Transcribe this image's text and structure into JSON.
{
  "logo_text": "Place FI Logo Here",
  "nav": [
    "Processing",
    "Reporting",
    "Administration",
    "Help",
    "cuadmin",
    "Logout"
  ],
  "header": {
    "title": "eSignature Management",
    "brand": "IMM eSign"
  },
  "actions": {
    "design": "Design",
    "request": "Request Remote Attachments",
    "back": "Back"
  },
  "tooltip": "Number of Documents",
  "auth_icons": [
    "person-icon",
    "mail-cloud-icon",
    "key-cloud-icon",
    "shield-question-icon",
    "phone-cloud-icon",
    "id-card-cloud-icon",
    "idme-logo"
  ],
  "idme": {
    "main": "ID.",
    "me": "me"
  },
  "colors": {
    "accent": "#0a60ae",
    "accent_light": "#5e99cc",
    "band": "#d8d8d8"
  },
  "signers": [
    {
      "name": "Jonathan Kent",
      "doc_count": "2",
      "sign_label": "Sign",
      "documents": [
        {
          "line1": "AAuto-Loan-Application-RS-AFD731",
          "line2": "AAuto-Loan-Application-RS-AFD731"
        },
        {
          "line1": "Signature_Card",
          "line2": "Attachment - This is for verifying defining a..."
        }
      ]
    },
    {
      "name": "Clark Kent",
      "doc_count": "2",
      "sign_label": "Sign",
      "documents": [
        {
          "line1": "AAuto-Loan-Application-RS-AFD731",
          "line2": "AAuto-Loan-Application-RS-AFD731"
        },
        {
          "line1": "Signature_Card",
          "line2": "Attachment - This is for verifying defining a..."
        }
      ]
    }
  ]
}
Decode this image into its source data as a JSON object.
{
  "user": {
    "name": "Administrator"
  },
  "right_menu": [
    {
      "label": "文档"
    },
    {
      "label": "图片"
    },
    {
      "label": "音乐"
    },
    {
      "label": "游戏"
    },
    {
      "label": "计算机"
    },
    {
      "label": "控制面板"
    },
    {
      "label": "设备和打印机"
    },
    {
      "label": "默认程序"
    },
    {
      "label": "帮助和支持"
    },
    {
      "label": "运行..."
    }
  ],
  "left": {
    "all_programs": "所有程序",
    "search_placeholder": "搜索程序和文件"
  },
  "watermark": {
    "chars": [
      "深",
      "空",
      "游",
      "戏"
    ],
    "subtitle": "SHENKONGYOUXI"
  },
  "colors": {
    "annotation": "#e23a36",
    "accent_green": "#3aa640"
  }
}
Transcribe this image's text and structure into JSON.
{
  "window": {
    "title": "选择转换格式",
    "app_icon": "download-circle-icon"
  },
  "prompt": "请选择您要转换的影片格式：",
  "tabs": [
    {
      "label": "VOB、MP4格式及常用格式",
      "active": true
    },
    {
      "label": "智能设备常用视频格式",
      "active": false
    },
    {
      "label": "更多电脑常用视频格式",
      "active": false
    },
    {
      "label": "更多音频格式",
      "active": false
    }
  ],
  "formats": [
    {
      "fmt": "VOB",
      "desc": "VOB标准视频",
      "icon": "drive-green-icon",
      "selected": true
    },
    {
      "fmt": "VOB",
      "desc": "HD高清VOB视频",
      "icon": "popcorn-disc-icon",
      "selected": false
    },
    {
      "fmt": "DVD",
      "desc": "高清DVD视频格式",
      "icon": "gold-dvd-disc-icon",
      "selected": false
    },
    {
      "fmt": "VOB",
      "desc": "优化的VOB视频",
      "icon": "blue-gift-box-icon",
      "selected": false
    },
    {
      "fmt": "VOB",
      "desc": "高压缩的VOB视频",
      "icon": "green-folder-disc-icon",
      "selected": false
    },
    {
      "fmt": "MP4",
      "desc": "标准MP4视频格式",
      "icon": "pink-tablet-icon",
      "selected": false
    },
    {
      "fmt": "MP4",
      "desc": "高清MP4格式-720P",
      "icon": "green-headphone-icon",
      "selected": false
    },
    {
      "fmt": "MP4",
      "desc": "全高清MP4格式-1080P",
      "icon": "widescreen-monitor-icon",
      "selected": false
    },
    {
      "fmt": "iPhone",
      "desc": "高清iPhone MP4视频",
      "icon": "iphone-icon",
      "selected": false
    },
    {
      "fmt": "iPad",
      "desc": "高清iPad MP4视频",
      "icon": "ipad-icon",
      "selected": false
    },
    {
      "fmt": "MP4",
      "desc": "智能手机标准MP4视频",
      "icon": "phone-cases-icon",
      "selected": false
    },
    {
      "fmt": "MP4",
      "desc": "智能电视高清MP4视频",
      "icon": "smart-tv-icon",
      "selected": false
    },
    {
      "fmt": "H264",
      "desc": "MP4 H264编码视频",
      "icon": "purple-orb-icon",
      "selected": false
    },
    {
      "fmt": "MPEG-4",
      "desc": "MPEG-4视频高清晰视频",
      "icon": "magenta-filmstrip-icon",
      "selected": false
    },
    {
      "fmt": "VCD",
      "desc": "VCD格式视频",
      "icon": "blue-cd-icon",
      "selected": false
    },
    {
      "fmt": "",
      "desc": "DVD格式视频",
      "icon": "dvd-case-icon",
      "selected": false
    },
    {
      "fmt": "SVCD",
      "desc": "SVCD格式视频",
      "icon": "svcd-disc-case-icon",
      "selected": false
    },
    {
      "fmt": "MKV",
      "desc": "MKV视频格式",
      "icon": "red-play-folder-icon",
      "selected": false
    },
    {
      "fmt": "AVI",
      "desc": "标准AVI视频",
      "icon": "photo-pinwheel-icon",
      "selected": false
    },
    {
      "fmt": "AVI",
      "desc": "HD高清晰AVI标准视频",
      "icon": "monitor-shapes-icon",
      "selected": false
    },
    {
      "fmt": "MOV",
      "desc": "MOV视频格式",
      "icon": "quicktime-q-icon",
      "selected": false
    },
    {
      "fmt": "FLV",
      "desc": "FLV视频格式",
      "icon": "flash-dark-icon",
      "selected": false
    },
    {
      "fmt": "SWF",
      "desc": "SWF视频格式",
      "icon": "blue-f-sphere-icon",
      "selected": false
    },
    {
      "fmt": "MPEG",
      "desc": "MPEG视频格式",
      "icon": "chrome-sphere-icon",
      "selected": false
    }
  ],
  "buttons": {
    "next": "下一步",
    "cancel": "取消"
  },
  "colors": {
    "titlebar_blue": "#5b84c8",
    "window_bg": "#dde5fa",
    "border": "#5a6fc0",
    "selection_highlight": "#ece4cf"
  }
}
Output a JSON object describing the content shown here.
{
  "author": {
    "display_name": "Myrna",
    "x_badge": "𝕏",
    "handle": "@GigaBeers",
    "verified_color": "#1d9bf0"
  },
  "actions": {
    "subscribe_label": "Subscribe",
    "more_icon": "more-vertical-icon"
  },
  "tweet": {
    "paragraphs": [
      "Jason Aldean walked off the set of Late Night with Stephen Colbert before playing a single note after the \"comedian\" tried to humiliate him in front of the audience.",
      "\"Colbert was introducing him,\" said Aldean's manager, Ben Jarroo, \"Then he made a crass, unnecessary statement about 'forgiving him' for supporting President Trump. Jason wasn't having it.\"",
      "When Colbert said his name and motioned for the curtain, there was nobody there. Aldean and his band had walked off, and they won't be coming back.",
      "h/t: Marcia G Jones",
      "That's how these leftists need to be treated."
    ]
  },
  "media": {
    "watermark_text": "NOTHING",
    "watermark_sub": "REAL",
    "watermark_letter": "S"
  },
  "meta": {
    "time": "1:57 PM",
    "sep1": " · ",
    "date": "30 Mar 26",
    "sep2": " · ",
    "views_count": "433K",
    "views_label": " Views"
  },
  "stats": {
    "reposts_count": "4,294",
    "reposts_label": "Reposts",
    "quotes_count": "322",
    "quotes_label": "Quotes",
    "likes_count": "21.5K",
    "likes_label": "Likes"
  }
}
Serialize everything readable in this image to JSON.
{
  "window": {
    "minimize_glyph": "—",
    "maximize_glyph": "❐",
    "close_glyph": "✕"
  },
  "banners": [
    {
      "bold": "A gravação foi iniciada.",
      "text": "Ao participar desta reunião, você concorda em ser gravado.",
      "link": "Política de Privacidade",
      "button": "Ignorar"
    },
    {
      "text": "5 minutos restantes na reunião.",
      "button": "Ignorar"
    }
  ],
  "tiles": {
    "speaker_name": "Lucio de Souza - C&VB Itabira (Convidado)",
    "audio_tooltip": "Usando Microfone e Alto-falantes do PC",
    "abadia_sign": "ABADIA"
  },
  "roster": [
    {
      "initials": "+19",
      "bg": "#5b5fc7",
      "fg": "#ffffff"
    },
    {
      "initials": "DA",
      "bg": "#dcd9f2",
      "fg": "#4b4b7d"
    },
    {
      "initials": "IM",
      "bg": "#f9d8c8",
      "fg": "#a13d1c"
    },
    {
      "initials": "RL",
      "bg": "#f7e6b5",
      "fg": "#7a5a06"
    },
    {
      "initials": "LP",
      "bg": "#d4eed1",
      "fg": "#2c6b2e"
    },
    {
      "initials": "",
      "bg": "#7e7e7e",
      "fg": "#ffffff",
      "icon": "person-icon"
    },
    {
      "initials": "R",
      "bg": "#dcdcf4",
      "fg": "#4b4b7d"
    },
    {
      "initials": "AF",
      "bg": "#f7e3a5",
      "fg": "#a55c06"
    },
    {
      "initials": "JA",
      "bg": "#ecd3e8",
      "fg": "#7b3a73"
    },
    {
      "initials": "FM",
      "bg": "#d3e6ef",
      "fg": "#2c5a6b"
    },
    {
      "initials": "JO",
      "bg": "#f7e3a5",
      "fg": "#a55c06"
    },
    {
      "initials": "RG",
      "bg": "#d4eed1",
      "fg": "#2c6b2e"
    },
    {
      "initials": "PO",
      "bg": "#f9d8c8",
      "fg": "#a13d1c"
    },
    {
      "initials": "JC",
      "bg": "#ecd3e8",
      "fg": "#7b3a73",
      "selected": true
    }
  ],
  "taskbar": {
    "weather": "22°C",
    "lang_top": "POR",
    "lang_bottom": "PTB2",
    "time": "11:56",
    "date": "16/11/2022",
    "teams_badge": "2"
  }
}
____
# What needs to be done
Tally the lines of the listing in which the word "object" occurs, and state the total alone.

# Exercise solution
2